Give back exactly the lines running from the line with "Output the text content of this document." to the end of the entries, and only those lines.
- - - - - - -
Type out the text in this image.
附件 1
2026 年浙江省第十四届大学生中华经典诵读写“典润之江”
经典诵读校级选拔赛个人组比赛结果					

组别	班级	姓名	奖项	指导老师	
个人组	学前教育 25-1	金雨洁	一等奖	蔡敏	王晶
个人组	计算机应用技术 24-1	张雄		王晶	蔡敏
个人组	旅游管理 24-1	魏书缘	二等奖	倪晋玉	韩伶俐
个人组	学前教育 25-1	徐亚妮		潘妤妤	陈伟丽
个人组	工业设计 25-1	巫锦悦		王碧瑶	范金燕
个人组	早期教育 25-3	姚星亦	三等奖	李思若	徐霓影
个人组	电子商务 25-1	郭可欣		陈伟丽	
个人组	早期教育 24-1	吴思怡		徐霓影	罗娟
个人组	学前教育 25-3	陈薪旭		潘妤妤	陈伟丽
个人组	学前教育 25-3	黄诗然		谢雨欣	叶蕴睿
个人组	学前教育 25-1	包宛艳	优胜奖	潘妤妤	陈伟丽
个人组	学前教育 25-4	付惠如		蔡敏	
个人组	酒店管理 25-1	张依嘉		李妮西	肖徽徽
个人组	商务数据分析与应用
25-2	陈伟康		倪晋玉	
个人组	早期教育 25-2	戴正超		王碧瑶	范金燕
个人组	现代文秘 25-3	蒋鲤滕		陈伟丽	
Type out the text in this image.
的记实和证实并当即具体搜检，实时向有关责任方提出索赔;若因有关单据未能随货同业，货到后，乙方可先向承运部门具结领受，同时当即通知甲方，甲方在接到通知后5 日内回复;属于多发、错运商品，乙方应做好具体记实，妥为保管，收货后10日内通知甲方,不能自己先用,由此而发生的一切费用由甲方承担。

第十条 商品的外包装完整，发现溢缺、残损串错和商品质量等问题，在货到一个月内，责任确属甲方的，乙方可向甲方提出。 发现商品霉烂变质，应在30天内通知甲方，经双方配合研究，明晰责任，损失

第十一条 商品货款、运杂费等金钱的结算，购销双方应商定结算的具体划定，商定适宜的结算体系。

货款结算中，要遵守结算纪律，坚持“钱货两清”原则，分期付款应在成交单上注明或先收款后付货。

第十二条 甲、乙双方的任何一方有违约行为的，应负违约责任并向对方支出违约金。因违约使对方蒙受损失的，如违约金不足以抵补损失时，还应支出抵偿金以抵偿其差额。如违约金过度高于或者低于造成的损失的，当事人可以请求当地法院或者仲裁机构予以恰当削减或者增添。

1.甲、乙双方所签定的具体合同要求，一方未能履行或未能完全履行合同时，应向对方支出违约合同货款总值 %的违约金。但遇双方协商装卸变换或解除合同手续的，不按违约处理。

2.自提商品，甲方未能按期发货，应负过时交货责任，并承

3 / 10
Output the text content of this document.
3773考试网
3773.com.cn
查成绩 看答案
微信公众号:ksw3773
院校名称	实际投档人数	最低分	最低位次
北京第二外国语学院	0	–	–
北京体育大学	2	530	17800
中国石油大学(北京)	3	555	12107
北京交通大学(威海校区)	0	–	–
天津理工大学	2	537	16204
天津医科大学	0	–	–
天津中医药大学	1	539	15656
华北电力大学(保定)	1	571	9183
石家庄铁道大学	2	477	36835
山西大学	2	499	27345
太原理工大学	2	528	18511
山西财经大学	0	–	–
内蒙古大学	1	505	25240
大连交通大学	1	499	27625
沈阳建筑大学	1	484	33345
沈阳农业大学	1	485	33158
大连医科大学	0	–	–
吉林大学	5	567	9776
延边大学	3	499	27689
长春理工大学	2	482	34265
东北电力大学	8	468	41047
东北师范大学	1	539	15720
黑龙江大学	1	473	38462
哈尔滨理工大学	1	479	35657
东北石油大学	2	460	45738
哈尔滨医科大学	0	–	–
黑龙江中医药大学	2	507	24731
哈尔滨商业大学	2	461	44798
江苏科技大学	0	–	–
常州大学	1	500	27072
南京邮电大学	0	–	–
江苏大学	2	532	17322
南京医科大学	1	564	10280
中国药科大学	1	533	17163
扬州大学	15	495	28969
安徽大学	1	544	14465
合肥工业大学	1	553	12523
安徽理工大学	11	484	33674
- - - - - - -
**OUTPUT:**
Output the text content of this document.
3773考试网
3773.com.cn
查成绩 看答案
微信公众号:ksw3773
院校名称	实际投档人数	最低分	最低位次
北京第二外国语学院	0	–	–
北京体育大学	2	530	17800
中国石油大学(北京)	3	555	12107
北京交通大学(威海校区)	0	–	–
天津理工大学	2	537	16204
天津医科大学	0	–	–
天津中医药大学	1	539	15656
华北电力大学(保定)	1	571	9183
石家庄铁道大学	2	477	36835
山西大学	2	499	27345
太原理工大学	2	528	18511
山西财经大学	0	–	–
内蒙古大学	1	505	25240
大连交通大学	1	499	27625
沈阳建筑大学	1	484	33345
沈阳农业大学	1	485	33158
大连医科大学	0	–	–
吉林大学	5	567	9776
延边大学	3	499	27689
长春理工大学	2	482	34265
东北电力大学	8	468	41047
东北师范大学	1	539	15720
黑龙江大学	1	473	38462
哈尔滨理工大学	1	479	35657
东北石油大学	2	460	45738
哈尔滨医科大学	0	–	–
黑龙江中医药大学	2	507	24731
哈尔滨商业大学	2	461	44798
江苏科技大学	0	–	–
常州大学	1	500	27072
南京邮电大学	0	–	–
江苏大学	2	532	17322
南京医科大学	1	564	10280
中国药科大学	1	533	17163
扬州大学	15	495	28969
安徽大学	1	544	14465
合肥工业大学	1	553	12523
安徽理工大学	11	484	33674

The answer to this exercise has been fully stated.